— START OF Listing —
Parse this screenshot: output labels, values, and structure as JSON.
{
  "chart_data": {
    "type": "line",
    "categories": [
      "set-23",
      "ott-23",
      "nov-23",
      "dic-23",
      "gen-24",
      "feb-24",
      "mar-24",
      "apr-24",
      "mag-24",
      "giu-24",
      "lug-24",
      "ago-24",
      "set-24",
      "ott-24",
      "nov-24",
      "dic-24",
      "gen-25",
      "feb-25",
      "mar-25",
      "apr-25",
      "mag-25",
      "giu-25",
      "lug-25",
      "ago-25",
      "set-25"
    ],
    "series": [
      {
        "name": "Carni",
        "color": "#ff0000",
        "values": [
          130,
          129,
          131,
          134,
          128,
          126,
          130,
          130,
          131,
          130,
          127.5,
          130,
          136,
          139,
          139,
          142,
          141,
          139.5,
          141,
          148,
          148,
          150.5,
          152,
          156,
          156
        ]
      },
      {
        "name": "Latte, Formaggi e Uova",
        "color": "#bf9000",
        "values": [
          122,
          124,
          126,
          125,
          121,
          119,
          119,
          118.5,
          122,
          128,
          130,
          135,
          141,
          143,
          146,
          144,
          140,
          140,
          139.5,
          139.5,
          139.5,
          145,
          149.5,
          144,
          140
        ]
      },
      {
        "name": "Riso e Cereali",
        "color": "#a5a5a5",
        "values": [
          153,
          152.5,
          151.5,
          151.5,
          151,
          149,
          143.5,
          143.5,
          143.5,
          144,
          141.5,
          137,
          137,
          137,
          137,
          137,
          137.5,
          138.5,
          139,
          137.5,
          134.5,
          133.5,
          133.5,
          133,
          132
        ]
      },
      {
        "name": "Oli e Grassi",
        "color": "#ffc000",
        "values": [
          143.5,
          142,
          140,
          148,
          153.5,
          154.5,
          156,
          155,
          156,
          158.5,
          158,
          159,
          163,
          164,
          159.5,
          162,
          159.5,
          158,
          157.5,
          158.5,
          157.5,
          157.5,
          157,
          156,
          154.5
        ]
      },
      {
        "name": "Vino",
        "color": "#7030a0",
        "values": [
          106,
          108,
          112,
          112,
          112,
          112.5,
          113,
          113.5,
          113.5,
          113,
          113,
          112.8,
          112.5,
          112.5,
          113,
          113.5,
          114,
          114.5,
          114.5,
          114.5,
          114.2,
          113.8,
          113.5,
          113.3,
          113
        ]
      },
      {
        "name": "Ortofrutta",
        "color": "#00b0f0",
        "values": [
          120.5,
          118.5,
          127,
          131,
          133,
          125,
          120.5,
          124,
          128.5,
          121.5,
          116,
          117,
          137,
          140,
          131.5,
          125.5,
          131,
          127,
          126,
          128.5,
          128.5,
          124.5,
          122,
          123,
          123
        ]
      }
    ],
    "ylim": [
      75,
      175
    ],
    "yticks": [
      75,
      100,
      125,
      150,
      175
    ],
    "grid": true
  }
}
— END OF Listing —
* Aim:
Count how many lines in the data contain the word "color", giving the number without comment.

* Written answer:
6